§ **OBJECTIVE**
Which lines contain the string "Koutsou"? Please list every one of them.

§ **Records from a collection**
• • • • •
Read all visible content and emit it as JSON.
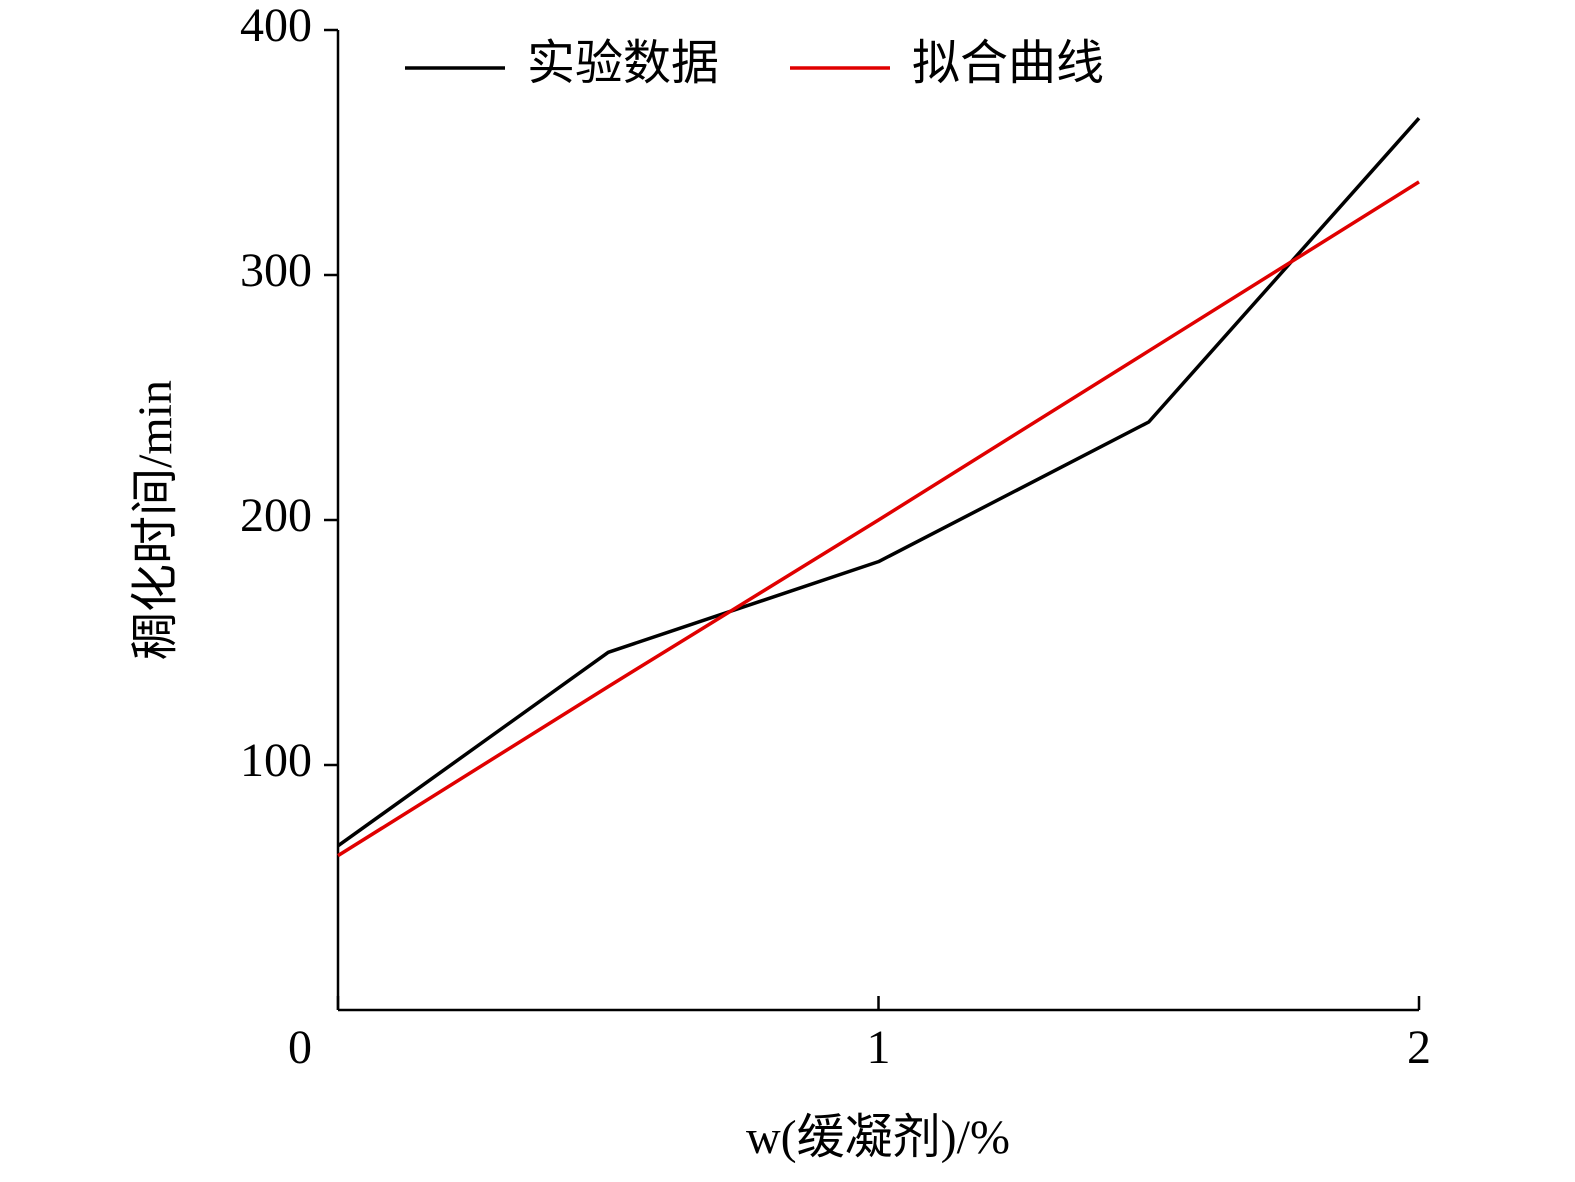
{
  "chart_data": {
    "type": "line",
    "x_label": "w(缓凝剂)/%",
    "y_label": "稠化时间/min",
    "x": [
      0,
      0.5,
      1,
      1.5,
      2
    ],
    "series": [
      {
        "name": "实验数据",
        "color": "#000000",
        "values": [
          67,
          146,
          183,
          240,
          364
        ]
      },
      {
        "name": "拟合曲线",
        "color": "#e00000",
        "values": [
          63,
          132,
          200,
          269,
          338
        ]
      }
    ],
    "xlim": [
      0,
      2
    ],
    "ylim": [
      0,
      400
    ],
    "xticks": [
      0,
      1,
      2
    ],
    "yticks": [
      100,
      200,
      300,
      400
    ],
    "legend": "top"
  }
}
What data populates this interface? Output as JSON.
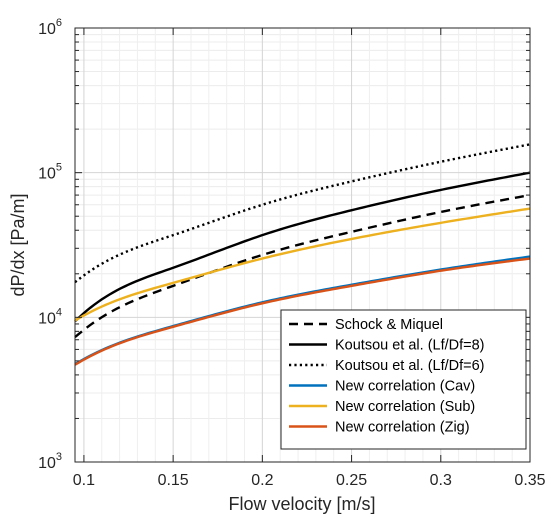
{
  "chart_data": {
    "type": "line",
    "xlabel": "Flow velocity [m/s]",
    "ylabel": "dP/dx [Pa/m]",
    "xlim": [
      0.095,
      0.35
    ],
    "ylim": [
      1000,
      1000000
    ],
    "yscale": "log",
    "grid": true,
    "minor_grid": true,
    "legend_position": "lower-right",
    "x_ticks": [
      0.1,
      0.15,
      0.2,
      0.25,
      0.3,
      0.35
    ],
    "x_tick_labels": [
      "0.1",
      "0.15",
      "0.2",
      "0.25",
      "0.3",
      "0.35"
    ],
    "y_ticks": [
      1000,
      10000,
      100000,
      1000000
    ],
    "y_tick_labels": [
      {
        "base": "10",
        "exp": "3"
      },
      {
        "base": "10",
        "exp": "4"
      },
      {
        "base": "10",
        "exp": "5"
      },
      {
        "base": "10",
        "exp": "6"
      }
    ],
    "x": [
      0.095,
      0.1,
      0.15,
      0.2,
      0.25,
      0.3,
      0.35
    ],
    "series": [
      {
        "name": "Schock & Miquel",
        "color": "#000000",
        "style": "dashed",
        "values": [
          7300,
          8200,
          16500,
          27000,
          39000,
          53500,
          70000
        ]
      },
      {
        "name": "Koutsou et al. (Lf/Df=8)",
        "color": "#000000",
        "style": "solid",
        "values": [
          9400,
          10700,
          22000,
          37000,
          55000,
          76000,
          100000
        ]
      },
      {
        "name": "Koutsou et al. (Lf/Df=6)",
        "color": "#000000",
        "style": "dotted",
        "values": [
          17500,
          19500,
          37000,
          60000,
          87000,
          119000,
          157000
        ]
      },
      {
        "name": "New correlation (Cav)",
        "color": "#0072BD",
        "style": "solid",
        "values": [
          4750,
          5150,
          8700,
          12700,
          16800,
          21400,
          26300
        ]
      },
      {
        "name": "New correlation (Sub)",
        "color": "#EDB120",
        "style": "solid",
        "values": [
          9500,
          10300,
          17300,
          25500,
          34800,
          45000,
          56500
        ]
      },
      {
        "name": "New correlation (Zig)",
        "color": "#D95319",
        "style": "solid",
        "values": [
          4700,
          5100,
          8600,
          12500,
          16500,
          21000,
          25500
        ]
      }
    ]
  }
}
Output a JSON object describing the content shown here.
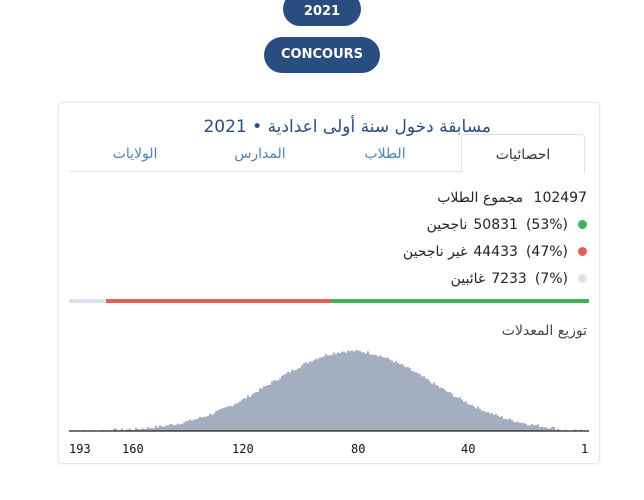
{
  "header": {
    "year_label": "2021",
    "concours_label": "CONCOURS"
  },
  "card": {
    "title": "مسابقة دخول سنة أولى اعدادية • 2021",
    "tabs": [
      {
        "label": "احصائيات",
        "active": true
      },
      {
        "label": "الطلاب",
        "active": false
      },
      {
        "label": "المدارس",
        "active": false
      },
      {
        "label": "الولايات",
        "active": false
      }
    ],
    "stats": {
      "total": {
        "label": "مجموع الطلاب",
        "value": "102497"
      },
      "passed": {
        "label": "ناجحين",
        "value": "50831",
        "percent": "(53%)",
        "color": "#3fb35c"
      },
      "failed": {
        "label": "غير ناجحين",
        "value": "44433",
        "percent": "(47%)",
        "color": "#e0605a"
      },
      "absent": {
        "label": "غائبين",
        "value": "7233",
        "percent": "(7%)",
        "color": "#dde3ec"
      }
    },
    "progress": {
      "passed_fraction": 0.496,
      "failed_fraction": 0.433,
      "absent_fraction": 0.071
    },
    "histogram": {
      "title": "توزيع المعدلات",
      "bar_color": "#a3afbf",
      "ticks": [
        "193",
        "160",
        "120",
        "80",
        "40",
        "1"
      ]
    }
  }
}
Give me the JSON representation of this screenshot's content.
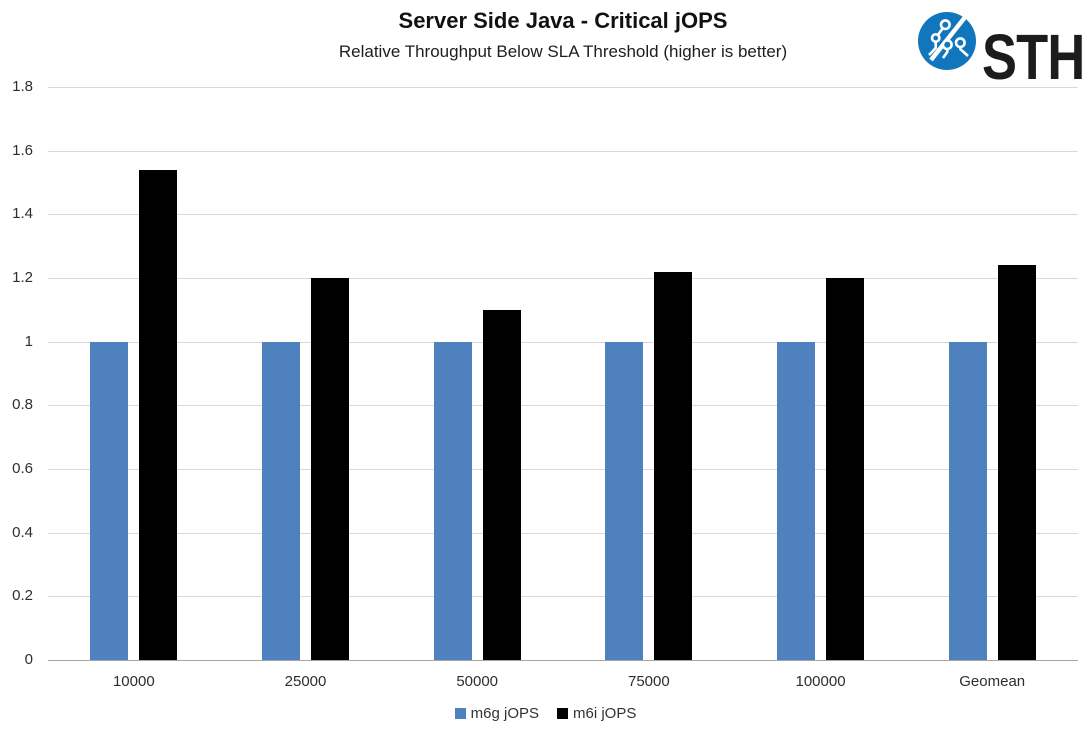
• • • • •
§ **CORRECT RESULT**
        "name": "Koutsou et al. (Lf/Df=8)",
        "name": "Koutsou et al. (Lf/Df=6)",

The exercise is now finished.